## Quoted text
Energy & Resources
A second look at geothermal energy
Mineral Resource of the Month: Germanium

A second look at geothermal energy

At about 8,000 feet above sea level, tucked into the east side of the Sierra Nevada mountain range in California, is Mammoth Lakes — a popular ski resort area and home of a 40-megawatt geothermal plant. There, superheated waters from magma in Earth's crust circulate through wells without ever coming into contact with the surface. The geothermal fluids heat a secondary fluid that then boils and spins a turbine, creating electricity for the area.

Although just a couple hundred yards off the main highway between Los Angeles and Reno, the Mammoth Pacific Power Plant is hard to spot, says Gordon Bloomquist of the Washington State University Cooperative Extension Energy Program. "I've been up in the ski area and tried to look for it from up there and even knowing where it's located … I couldn't find the plant."

The green-painted, 40-megawatt Mammoth Pacific Power Plant is camouflaged in this valley east of the Sierra Nevada range in California. A recent federal report on geothermal development could motivate construction of similar plants at top geothermal sites in the western United States. Photo courtesy of Geothermal Resources Council and the National Renewable Energy Lab.

Mammoth Pacific features some of geothermal energy’s more attractive qualities, Bloomquist says, including environmental aesthetics, relatively small footprint of a couple of acres and low-emissions. But geothermal development has experienced a significant dry period over the past 20 years, due, in part, to long delays in the leasing of land. A new report released in April by the Departments of Energy and the Interior, however, aims to begin reversing that trend and to spur a new growth in geothermal energy development.

Motivated by a new emphasis on renewable energy in President Bush's National Energy Plan, the report focuses on areas in the western United States that have the highest near-term potential (two to three years) for the development of geothermal energy. It identified 35 "top-pick" sites in six western states: California, New Mexico, Nevada, Oregon, Utah and Washington.

By honing in on specific areas in each state, the Bureau of Land Management can prioritize funding toward the local leasing offices where geothermal power resources are high. "Now they'll know which field offices to support, and can go through planning processes to determine whether those lands are available for geothermal leasing and development," says report co-author Barbara Farhar of the National Renewable Energy Lab.

Currently, only four states produce geothermal energy — Hawaii, California, Utah and Nevada. California ranks highest, with 7 percent of its energy coming from geothermal energy, while the rest of the nation barely draws 1 percent of its supply from geothermal power.

"There are only a small number of areas where you actually have heat close enough to the surface to be economically exploitable," Bloomquist says. Although other states have the near-source magma and heat to support geothermal development, land access restrictions and a poor market have hampered its progress in those states.

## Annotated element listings

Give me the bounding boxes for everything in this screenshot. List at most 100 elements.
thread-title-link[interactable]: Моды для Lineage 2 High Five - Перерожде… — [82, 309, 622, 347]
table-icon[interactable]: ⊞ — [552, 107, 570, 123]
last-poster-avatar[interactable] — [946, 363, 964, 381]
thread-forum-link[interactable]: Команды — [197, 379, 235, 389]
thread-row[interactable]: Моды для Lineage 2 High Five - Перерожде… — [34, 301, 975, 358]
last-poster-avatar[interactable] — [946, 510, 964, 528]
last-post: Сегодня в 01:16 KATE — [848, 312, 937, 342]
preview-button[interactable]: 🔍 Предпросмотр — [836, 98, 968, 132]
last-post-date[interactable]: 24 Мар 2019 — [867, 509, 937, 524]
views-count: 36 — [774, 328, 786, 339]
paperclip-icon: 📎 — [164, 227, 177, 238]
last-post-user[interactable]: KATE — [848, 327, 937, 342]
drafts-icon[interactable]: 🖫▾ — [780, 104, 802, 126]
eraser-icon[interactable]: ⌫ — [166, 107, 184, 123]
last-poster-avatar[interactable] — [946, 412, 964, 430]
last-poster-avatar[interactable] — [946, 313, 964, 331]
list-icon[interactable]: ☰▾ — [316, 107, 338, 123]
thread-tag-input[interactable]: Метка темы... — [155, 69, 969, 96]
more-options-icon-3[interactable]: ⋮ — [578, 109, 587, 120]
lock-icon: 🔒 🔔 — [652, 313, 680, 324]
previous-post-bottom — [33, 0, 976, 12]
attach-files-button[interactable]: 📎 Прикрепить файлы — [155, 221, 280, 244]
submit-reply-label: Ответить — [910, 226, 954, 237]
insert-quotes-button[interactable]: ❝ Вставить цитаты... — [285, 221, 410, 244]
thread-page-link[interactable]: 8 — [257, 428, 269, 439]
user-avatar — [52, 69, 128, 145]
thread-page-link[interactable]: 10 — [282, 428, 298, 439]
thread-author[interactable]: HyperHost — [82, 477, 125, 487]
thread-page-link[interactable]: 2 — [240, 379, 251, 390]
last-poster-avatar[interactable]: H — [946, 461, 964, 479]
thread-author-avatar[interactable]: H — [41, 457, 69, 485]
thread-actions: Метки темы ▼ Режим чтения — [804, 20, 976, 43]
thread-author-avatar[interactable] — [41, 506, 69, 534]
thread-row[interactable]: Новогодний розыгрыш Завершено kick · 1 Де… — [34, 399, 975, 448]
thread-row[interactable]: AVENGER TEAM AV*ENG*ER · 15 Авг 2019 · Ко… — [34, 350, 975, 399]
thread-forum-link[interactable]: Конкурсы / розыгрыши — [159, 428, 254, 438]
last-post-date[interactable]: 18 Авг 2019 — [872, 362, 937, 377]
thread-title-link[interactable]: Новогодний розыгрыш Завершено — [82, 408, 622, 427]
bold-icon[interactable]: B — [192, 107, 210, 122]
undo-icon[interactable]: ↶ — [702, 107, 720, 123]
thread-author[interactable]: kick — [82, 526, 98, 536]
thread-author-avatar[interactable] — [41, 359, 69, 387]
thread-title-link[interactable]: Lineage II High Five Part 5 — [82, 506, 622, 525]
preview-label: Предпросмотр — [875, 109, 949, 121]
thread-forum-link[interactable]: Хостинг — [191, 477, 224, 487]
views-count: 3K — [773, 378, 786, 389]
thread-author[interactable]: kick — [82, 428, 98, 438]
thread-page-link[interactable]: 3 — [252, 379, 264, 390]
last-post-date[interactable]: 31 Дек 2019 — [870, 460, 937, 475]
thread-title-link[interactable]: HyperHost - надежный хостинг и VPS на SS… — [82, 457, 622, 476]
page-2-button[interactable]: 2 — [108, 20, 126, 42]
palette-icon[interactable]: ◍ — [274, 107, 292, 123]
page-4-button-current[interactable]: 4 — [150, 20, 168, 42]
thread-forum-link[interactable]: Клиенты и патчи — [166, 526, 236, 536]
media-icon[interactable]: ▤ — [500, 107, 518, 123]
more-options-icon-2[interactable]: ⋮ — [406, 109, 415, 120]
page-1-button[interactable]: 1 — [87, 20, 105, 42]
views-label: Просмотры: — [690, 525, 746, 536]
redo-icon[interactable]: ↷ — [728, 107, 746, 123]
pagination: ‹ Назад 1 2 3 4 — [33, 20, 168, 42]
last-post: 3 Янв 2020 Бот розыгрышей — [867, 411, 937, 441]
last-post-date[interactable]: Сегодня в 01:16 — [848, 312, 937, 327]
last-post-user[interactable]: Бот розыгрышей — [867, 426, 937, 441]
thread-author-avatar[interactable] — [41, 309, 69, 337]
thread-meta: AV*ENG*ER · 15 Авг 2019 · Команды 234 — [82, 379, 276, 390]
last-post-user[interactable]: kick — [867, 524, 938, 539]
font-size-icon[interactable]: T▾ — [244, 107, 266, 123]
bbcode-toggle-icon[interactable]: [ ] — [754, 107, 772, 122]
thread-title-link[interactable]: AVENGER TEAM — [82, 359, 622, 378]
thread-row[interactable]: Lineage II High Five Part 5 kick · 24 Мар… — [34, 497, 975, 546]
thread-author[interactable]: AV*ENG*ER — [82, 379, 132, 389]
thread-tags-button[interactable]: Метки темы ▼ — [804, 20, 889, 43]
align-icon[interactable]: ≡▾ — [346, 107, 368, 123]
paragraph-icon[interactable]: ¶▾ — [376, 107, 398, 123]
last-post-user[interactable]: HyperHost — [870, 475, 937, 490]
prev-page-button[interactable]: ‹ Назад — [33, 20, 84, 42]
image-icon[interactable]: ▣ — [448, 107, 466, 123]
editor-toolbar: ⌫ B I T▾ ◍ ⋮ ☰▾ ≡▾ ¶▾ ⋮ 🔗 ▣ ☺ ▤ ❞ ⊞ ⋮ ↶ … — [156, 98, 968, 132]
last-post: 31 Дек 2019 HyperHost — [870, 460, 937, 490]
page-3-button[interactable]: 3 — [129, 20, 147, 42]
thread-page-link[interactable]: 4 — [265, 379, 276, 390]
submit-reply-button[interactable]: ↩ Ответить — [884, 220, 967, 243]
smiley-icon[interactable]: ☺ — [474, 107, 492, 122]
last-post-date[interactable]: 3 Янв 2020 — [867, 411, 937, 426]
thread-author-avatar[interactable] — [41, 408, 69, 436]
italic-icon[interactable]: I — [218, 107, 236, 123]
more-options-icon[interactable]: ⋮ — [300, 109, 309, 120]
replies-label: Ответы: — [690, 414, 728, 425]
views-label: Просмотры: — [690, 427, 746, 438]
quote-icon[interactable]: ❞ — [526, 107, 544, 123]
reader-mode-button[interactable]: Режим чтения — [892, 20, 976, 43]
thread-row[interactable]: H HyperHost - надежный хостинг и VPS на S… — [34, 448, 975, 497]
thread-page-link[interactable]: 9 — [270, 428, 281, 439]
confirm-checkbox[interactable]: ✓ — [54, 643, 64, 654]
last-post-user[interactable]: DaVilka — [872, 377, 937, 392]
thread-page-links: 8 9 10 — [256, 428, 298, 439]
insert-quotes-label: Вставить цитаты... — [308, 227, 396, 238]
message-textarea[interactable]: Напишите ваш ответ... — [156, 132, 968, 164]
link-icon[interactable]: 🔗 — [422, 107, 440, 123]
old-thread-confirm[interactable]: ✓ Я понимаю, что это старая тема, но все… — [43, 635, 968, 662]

## Problems to work on
1. Summarize the geothermal article in two sentences.
2. Print everything in the records from the first line down to the line containing "thread-forum-link[interactable]: Команды —", with both of those lines included.
The text and the records have no connection to each other.

## Solved tasks
1. The 40-megawatt Mammoth Pacific Power Plant near Mammoth Lakes, California, uses superheated waters to heat a secondary fluid that spins a turbine to generate electricity, but geothermal development has gone through a significant dry period over the past 20 years, partly because of long delays in land leasing. A report released in April by the Departments of Energy and the Interior identified 35 top-pick sites in six western states so the Bureau of Land Management can prioritize funding, while only four states currently produce geothermal energy.

2.
Give me the bounding boxes for everything in this screenshot. List at most 100 elements.
thread-title-link[interactable]: Моды для Lineage 2 High Five - Перерожде… — [82, 309, 622, 347]
table-icon[interactable]: ⊞ — [552, 107, 570, 123]
last-poster-avatar[interactable] — [946, 363, 964, 381]
thread-forum-link[interactable]: Команды — [197, 379, 235, 389]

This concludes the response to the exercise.